## What is asked
Output the material beneath this task exactly, images excluded.

## Data in this exercise
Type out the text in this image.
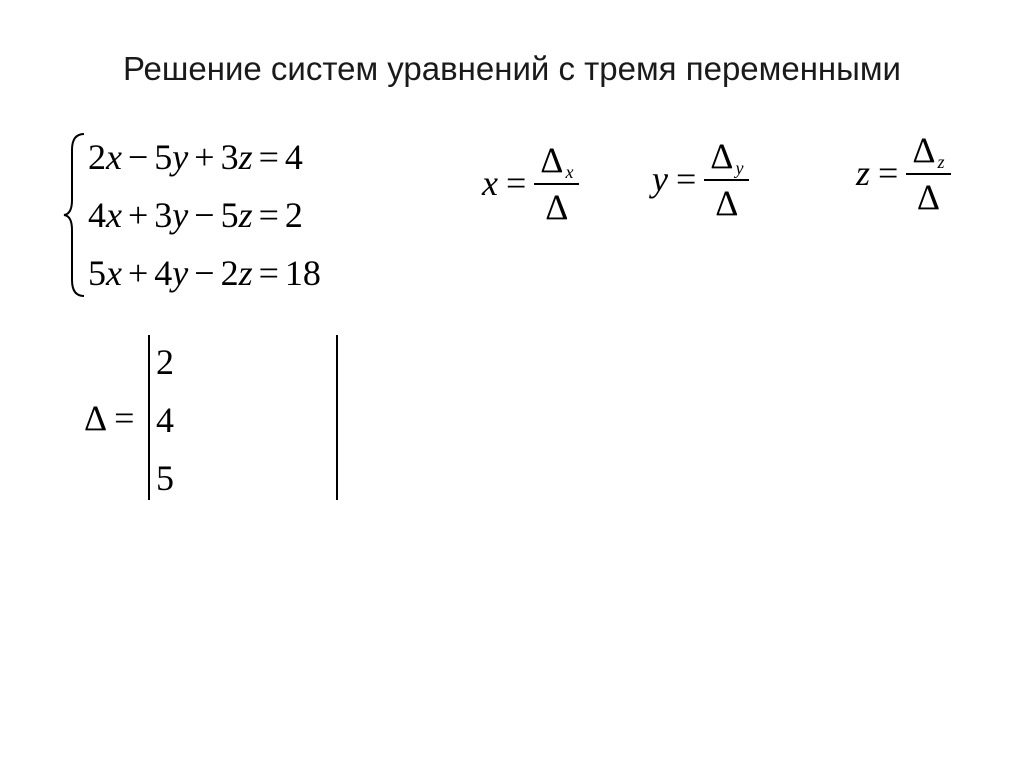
Решение систем уравнений с тремя переменными
2x − 5y + 3z = 4
4x + 3y − 5z = 2
5x + 4y − 2z = 18
$x = \frac{\Delta _x}{\Delta}$ $y = \frac{\Delta _y}{\Delta}$	$z = \frac{\Delta _z}{\Delta}$
Δ =
2
4
5
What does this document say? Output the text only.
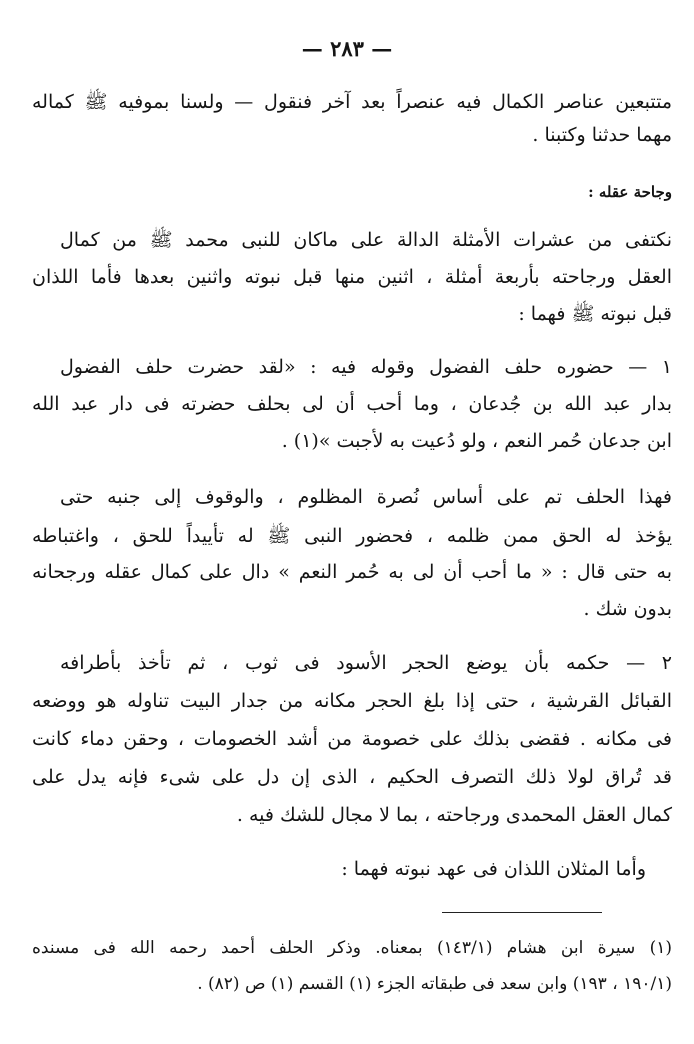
— ٢٨٣ —
متتبعين عناصر الكمال فيه عنصراً بعد آخر فنقول — ولسنا بموفيه ﷺ كماله
مهما حدثنا وكتبنا .
وجاحة عقله :
نكتفى من عشرات الأمثلة الدالة على ماكان للنبى محمد ﷺ من كمال
العقل ورجاحته بأربعة أمثلة ، اثنين منها قبل نبوته واثنين بعدها فأما اللذان
قبل نبوته ﷺ فهما :
١ — حضوره حلف الفضول وقوله فيه : «لقد حضرت حلف الفضول
بدار عبد الله بن جُدعان ، وما أحب أن لى بحلف حضرته فى دار عبد الله
ابن جدعان حُمر النعم ، ولو دُعيت به لأجبت »(١) .
فهذا الحلف تم على أساس نُصرة المظلوم ، والوقوف إلى جنبه حتى
يؤخذ له الحق ممن ظلمه ، فحضور النبى ﷺ له تأييداً للحق ، واغتباطه
به حتى قال : « ما أحب أن لى به حُمر النعم » دال على كمال عقله ورجحانه
بدون شك .
٢ — حكمه بأن يوضع الحجر الأسود فى ثوب ، ثم تأخذ بأطرافه
القبائل القرشية ، حتى إذا بلغ الحجر مكانه من جدار البيت تناوله هو ووضعه
فى مكانه . فقضى بذلك على خصومة من أشد الخصومات ، وحقن دماء كانت
قد تُراق لولا ذلك التصرف الحكيم ، الذى إن دل على شىء فإنه يدل على
كمال العقل المحمدى ورجاحته ، بما لا مجال للشك فيه .
وأما المثلان اللذان فى عهد نبوته فهما :
(١) سيرة ابن هشام (١٤٣/١) بمعناه. وذكر الحلف أحمد رحمه الله فى مسنده
(١٩٠/١ ، ١٩٣) وابن سعد فى طبقاته الجزء (١) القسم (١) ص (٨٢) .
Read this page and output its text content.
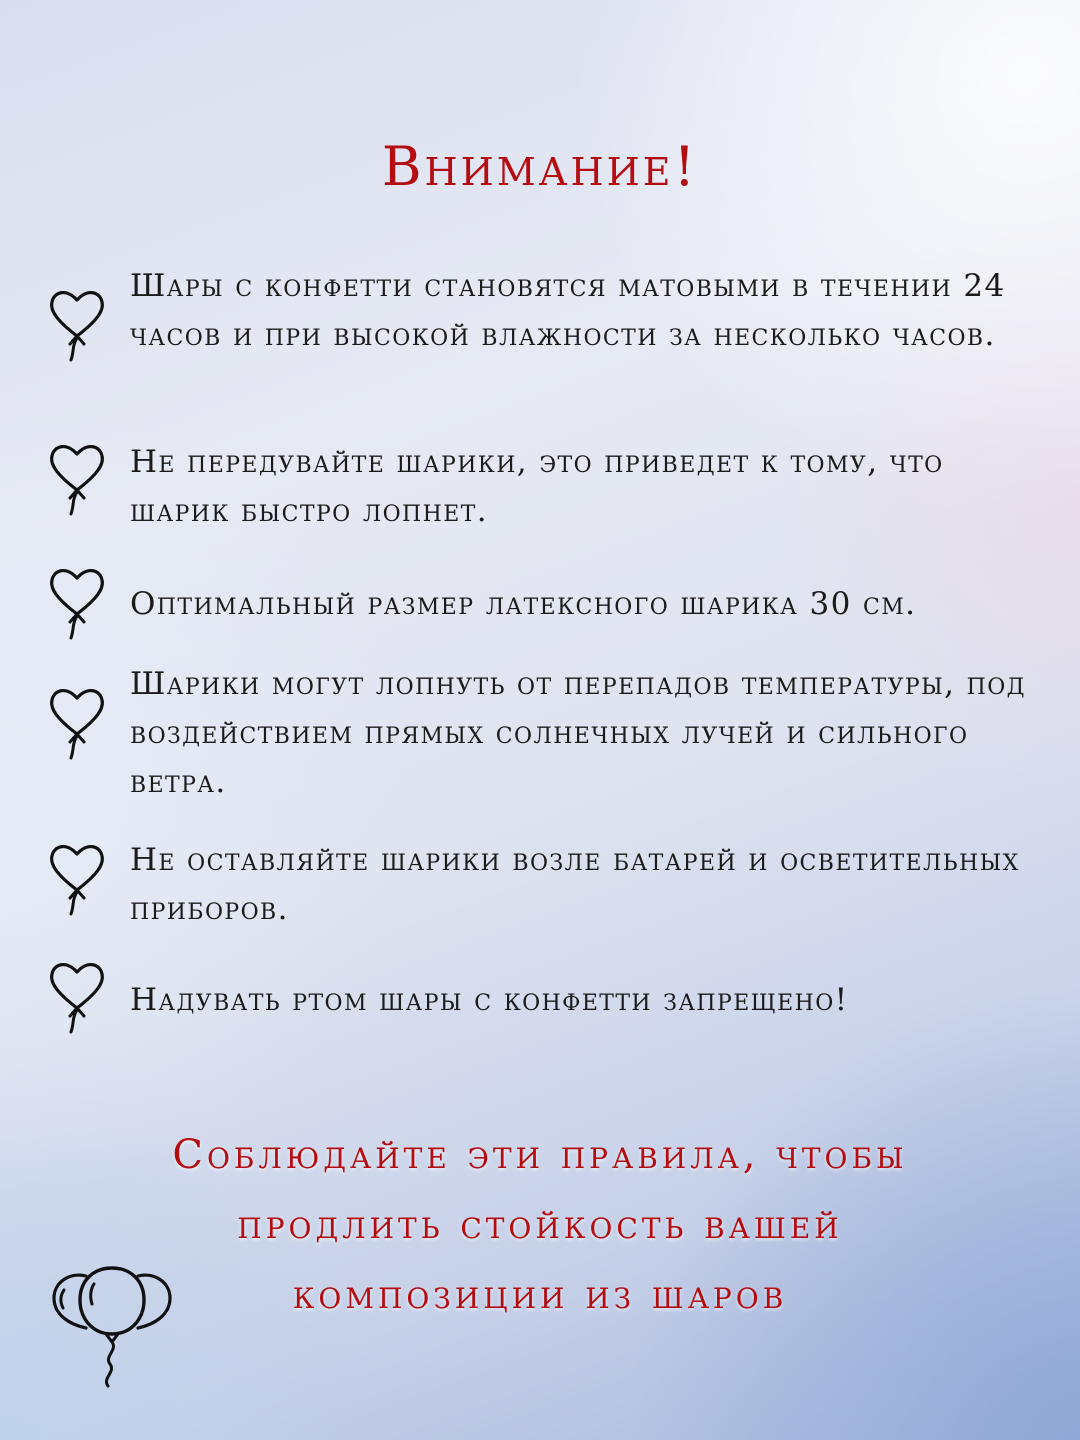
Внимание!

Шары с конфетти становятся матовыми в течении 24 часов и при высокой влажности за несколько часов.

Не передувайте шарики, это приведет к тому, что шарик быстро лопнет.

Оптимальный размер латексного шарика 30 см.

Шарики могут лопнуть от перепадов температуры, под воздействием прямых солнечных лучей и сильного ветра.

Не оставляйте шарики возле батарей и осветительных приборов.

Надувать ртом шары с конфетти запрещено!

Соблюдайте эти правила, чтобы
продлить стойкость вашей
композиции из шаров
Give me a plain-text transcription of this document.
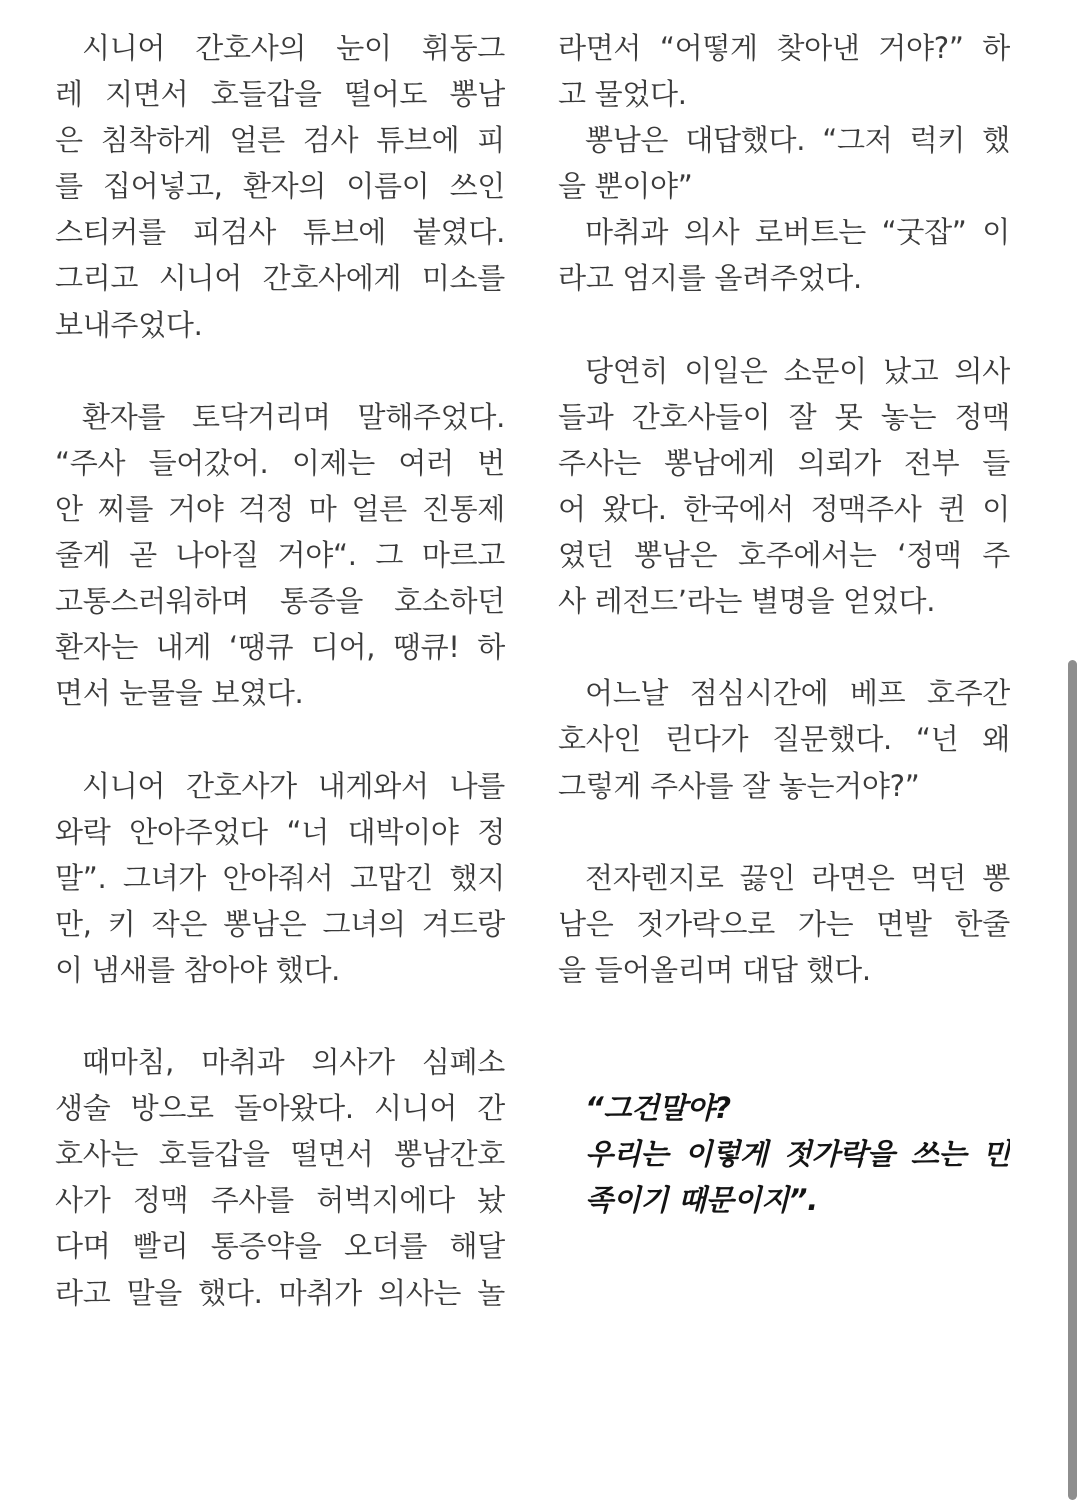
시니어 간호사의 눈이 휘둥그
레 지면서 호들갑을 떨어도 뽕남
은 침착하게 얼른 검사 튜브에 피
를 집어넣고, 환자의 이름이 쓰인
스티커를 피검사 튜브에 붙였다.
그리고 시니어 간호사에게 미소를
보내주었다.
환자를 토닥거리며 말해주었다.
“주사 들어갔어. 이제는 여러 번
안 찌를 거야 걱정 마 얼른 진통제
줄게 곧 나아질 거야“. 그 마르고
고통스러워하며 통증을 호소하던
환자는 내게 ‘땡큐 디어, 땡큐! 하
면서 눈물을 보였다.
시니어 간호사가 내게와서 나를
와락 안아주었다 “너 대박이야 정
말”. 그녀가 안아줘서 고맙긴 했지
만, 키 작은 뽕남은 그녀의 겨드랑
이 냄새를 참아야 했다.
때마침, 마취과 의사가 심폐소
생술 방으로 돌아왔다. 시니어 간
호사는 호들갑을 떨면서 뽕남간호
사가 정맥 주사를 허벅지에다 놨
다며 빨리 통증약을 오더를 해달
라고 말을 했다. 마취가 의사는 놀
라면서 “어떻게 찾아낸 거야?” 하
고 물었다.
뽕남은 대답했다. “그저 럭키 했
을 뿐이야”
마취과 의사 로버트는 “굿잡” 이
라고 엄지를 올려주었다.
당연히 이일은 소문이 났고 의사
들과 간호사들이 잘 못 놓는 정맥
주사는 뽕남에게 의뢰가 전부 들
어 왔다. 한국에서 정맥주사 퀸 이
였던 뽕남은 호주에서는 ‘정맥 주
사 레전드’라는 별명을 얻었다.
어느날 점심시간에 베프 호주간
호사인 린다가 질문했다. “넌 왜
그렇게 주사를 잘 놓는거야?”
전자렌지로 끓인 라면은 먹던 뽕
남은 젓가락으로 가는 면발 한줄
을 들어올리며 대답 했다.
“그건말야?
우리는 이렇게 젓가락을 쓰는 민
족이기 때문이지”.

## Written solution
Type out the text in this image.
Решение систем уравнений с тремя переменными
2x − 5y + 3z = 4
4x + 3y − 5z = 2
5x + 4y − 2z = 18
$x = \frac{\Delta _x}{\Delta}$ $y = \frac{\Delta _y}{\Delta}$	$z = \frac{\Delta _z}{\Delta}$
Δ =
2
4
5
What does this document say? Output the text only.
— ٢٨٣ —
متتبعين عناصر الكمال فيه عنصراً بعد آخر فنقول — ولسنا بموفيه ﷺ كماله
مهما حدثنا وكتبنا .
وجاحة عقله :
نكتفى من عشرات الأمثلة الدالة على ماكان للنبى محمد ﷺ من كمال
العقل ورجاحته بأربعة أمثلة ، اثنين منها قبل نبوته واثنين بعدها فأما اللذان
قبل نبوته ﷺ فهما :
١ — حضوره حلف الفضول وقوله فيه : «لقد حضرت حلف الفضول
بدار عبد الله بن جُدعان ، وما أحب أن لى بحلف حضرته فى دار عبد الله
ابن جدعان حُمر النعم ، ولو دُعيت به لأجبت »(١) .
فهذا الحلف تم على أساس نُصرة المظلوم ، والوقوف إلى جنبه حتى
يؤخذ له الحق ممن ظلمه ، فحضور النبى ﷺ له تأييداً للحق ، واغتباطه
به حتى قال : « ما أحب أن لى به حُمر النعم » دال على كمال عقله ورجحانه
بدون شك .
٢ — حكمه بأن يوضع الحجر الأسود فى ثوب ، ثم تأخذ بأطرافه
القبائل القرشية ، حتى إذا بلغ الحجر مكانه من جدار البيت تناوله هو ووضعه
فى مكانه . فقضى بذلك على خصومة من أشد الخصومات ، وحقن دماء كانت
قد تُراق لولا ذلك التصرف الحكيم ، الذى إن دل على شىء فإنه يدل على
كمال العقل المحمدى ورجاحته ، بما لا مجال للشك فيه .
وأما المثلان اللذان فى عهد نبوته فهما :
(١) سيرة ابن هشام (١٤٣/١) بمعناه. وذكر الحلف أحمد رحمه الله فى مسنده
(١٩٠/١ ، ١٩٣) وابن سعد فى طبقاته الجزء (١) القسم (١) ص (٨٢) .
Read this page and output its text content.
Внимание!

Шары с конфетти становятся матовыми в течении 24 часов и при высокой влажности за несколько часов.

Не передувайте шарики, это приведет к тому, что шарик быстро лопнет.

Оптимальный размер латексного шарика 30 см.

Шарики могут лопнуть от перепадов температуры, под воздействием прямых солнечных лучей и сильного ветра.

Не оставляйте шарики возле батарей и осветительных приборов.

Надувать ртом шары с конфетти запрещено!

Соблюдайте эти правила, чтобы
продлить стойкость вашей
композиции из шаров
Give me a plain-text transcription of this document.
시니어 간호사의 눈이 휘둥그
레 지면서 호들갑을 떨어도 뽕남
은 침착하게 얼른 검사 튜브에 피
를 집어넣고, 환자의 이름이 쓰인
스티커를 피검사 튜브에 붙였다.
그리고 시니어 간호사에게 미소를
보내주었다.
환자를 토닥거리며 말해주었다.
“주사 들어갔어. 이제는 여러 번
안 찌를 거야 걱정 마 얼른 진통제
줄게 곧 나아질 거야“. 그 마르고
고통스러워하며 통증을 호소하던
환자는 내게 ‘땡큐 디어, 땡큐! 하
면서 눈물을 보였다.
시니어 간호사가 내게와서 나를
와락 안아주었다 “너 대박이야 정
말”. 그녀가 안아줘서 고맙긴 했지
만, 키 작은 뽕남은 그녀의 겨드랑
이 냄새를 참아야 했다.
때마침, 마취과 의사가 심폐소
생술 방으로 돌아왔다. 시니어 간
호사는 호들갑을 떨면서 뽕남간호
사가 정맥 주사를 허벅지에다 놨
다며 빨리 통증약을 오더를 해달
라고 말을 했다. 마취가 의사는 놀
라면서 “어떻게 찾아낸 거야?” 하
고 물었다.
뽕남은 대답했다. “그저 럭키 했
을 뿐이야”
마취과 의사 로버트는 “굿잡” 이
라고 엄지를 올려주었다.
당연히 이일은 소문이 났고 의사
들과 간호사들이 잘 못 놓는 정맥
주사는 뽕남에게 의뢰가 전부 들
어 왔다. 한국에서 정맥주사 퀸 이
였던 뽕남은 호주에서는 ‘정맥 주
사 레전드’라는 별명을 얻었다.
어느날 점심시간에 베프 호주간
호사인 린다가 질문했다. “넌 왜
그렇게 주사를 잘 놓는거야?”
전자렌지로 끓인 라면은 먹던 뽕
남은 젓가락으로 가는 면발 한줄
을 들어올리며 대답 했다.
“그건말야?
우리는 이렇게 젓가락을 쓰는 민
족이기 때문이지”.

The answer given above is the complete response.